- _EXERCISE OBJECTIVE_
Using the material below, work out how many lines contain the word "Nature版". Reply with the number and nothing more.

- _MATERIAL_
################
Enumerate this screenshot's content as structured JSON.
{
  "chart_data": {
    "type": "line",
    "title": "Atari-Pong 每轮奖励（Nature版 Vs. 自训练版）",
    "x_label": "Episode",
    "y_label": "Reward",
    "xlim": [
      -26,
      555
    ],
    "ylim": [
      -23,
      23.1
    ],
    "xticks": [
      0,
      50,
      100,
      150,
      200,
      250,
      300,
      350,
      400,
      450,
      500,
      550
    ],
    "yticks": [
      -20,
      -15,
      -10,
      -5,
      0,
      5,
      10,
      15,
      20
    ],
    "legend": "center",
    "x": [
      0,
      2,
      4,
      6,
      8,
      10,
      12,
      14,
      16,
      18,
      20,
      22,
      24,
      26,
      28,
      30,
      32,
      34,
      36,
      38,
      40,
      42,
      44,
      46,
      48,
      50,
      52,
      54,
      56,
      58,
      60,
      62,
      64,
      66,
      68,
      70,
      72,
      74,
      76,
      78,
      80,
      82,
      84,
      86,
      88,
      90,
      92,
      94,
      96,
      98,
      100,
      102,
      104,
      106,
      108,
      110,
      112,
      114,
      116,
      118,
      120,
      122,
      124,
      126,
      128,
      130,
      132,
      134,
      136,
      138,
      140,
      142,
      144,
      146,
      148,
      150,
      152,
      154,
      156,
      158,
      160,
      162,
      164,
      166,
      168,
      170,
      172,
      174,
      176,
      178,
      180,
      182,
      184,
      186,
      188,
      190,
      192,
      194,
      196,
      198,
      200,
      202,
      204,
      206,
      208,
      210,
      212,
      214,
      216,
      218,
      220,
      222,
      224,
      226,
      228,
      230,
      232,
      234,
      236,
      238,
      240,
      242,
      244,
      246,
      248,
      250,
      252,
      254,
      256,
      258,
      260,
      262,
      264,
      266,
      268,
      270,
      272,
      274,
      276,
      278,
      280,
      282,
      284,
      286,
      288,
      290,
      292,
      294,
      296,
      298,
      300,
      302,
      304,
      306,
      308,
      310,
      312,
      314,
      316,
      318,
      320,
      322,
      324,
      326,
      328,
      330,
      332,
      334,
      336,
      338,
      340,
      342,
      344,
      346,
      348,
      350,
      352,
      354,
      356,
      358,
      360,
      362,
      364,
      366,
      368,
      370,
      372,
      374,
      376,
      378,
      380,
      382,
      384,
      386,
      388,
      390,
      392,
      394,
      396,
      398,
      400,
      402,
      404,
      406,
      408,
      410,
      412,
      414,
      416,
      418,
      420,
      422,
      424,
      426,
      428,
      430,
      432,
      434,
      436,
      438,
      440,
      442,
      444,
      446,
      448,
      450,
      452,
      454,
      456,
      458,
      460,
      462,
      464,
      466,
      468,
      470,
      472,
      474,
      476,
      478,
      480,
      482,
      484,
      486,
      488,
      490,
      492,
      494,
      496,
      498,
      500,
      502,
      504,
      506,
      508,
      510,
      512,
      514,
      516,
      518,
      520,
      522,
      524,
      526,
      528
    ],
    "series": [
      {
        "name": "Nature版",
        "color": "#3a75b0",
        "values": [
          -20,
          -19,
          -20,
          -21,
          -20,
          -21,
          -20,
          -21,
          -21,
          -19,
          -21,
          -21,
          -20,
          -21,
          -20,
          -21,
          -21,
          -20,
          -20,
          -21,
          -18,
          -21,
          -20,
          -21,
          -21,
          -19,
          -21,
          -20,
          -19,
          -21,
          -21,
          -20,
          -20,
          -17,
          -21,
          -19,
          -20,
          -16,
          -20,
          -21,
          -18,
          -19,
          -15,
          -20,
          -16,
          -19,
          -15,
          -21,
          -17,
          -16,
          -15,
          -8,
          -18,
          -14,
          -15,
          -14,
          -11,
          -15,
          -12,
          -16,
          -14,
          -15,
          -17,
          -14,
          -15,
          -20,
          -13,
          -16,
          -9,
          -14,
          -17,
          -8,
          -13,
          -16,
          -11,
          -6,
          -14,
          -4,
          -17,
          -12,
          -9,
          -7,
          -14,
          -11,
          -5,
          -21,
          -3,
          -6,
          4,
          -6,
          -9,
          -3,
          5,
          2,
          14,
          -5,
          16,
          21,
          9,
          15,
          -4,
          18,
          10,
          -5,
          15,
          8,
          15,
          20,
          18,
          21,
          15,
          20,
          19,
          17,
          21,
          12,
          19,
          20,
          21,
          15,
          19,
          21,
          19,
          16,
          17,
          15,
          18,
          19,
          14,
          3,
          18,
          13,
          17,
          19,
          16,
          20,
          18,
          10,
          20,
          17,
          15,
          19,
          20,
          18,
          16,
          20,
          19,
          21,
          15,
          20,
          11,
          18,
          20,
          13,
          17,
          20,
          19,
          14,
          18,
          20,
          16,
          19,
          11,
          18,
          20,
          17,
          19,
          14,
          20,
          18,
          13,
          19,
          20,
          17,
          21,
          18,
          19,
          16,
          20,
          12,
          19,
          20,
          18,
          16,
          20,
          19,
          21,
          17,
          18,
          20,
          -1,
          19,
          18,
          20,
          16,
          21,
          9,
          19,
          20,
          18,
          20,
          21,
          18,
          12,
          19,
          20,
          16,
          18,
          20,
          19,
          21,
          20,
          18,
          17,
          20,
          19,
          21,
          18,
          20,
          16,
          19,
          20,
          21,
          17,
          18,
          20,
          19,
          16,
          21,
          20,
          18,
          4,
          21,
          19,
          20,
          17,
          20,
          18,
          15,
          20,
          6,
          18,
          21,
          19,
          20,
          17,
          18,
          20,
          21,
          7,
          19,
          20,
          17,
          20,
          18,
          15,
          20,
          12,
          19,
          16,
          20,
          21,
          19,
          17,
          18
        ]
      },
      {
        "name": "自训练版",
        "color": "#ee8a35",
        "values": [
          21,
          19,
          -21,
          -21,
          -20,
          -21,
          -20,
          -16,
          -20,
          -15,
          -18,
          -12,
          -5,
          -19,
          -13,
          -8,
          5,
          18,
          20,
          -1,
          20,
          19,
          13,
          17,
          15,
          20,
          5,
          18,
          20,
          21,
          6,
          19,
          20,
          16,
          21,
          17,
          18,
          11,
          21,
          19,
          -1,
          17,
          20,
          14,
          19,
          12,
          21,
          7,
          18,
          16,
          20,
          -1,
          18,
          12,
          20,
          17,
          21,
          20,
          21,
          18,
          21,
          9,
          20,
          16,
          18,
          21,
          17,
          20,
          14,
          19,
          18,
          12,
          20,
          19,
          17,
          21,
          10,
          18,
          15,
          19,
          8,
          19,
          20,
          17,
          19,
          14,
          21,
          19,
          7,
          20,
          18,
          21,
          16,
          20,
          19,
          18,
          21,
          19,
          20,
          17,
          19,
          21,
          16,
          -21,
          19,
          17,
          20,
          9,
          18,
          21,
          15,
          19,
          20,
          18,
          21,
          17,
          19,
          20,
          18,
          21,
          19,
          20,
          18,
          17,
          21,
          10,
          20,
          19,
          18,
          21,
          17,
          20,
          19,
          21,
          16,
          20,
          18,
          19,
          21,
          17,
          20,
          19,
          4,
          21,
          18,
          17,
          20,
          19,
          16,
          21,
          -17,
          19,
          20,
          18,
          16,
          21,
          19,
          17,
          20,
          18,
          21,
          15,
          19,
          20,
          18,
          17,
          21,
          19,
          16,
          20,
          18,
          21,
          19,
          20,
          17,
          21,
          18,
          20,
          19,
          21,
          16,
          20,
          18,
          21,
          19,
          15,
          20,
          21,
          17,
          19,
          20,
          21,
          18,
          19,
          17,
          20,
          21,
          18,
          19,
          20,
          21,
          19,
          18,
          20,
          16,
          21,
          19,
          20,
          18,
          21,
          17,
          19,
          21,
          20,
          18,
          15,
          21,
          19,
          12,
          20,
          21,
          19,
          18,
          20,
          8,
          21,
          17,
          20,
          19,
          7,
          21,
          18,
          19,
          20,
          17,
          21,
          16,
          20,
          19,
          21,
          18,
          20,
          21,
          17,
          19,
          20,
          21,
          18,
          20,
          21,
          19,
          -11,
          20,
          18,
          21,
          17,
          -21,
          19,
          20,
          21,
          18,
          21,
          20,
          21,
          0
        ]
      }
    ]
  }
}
################
- _FULL RESPONSE_
2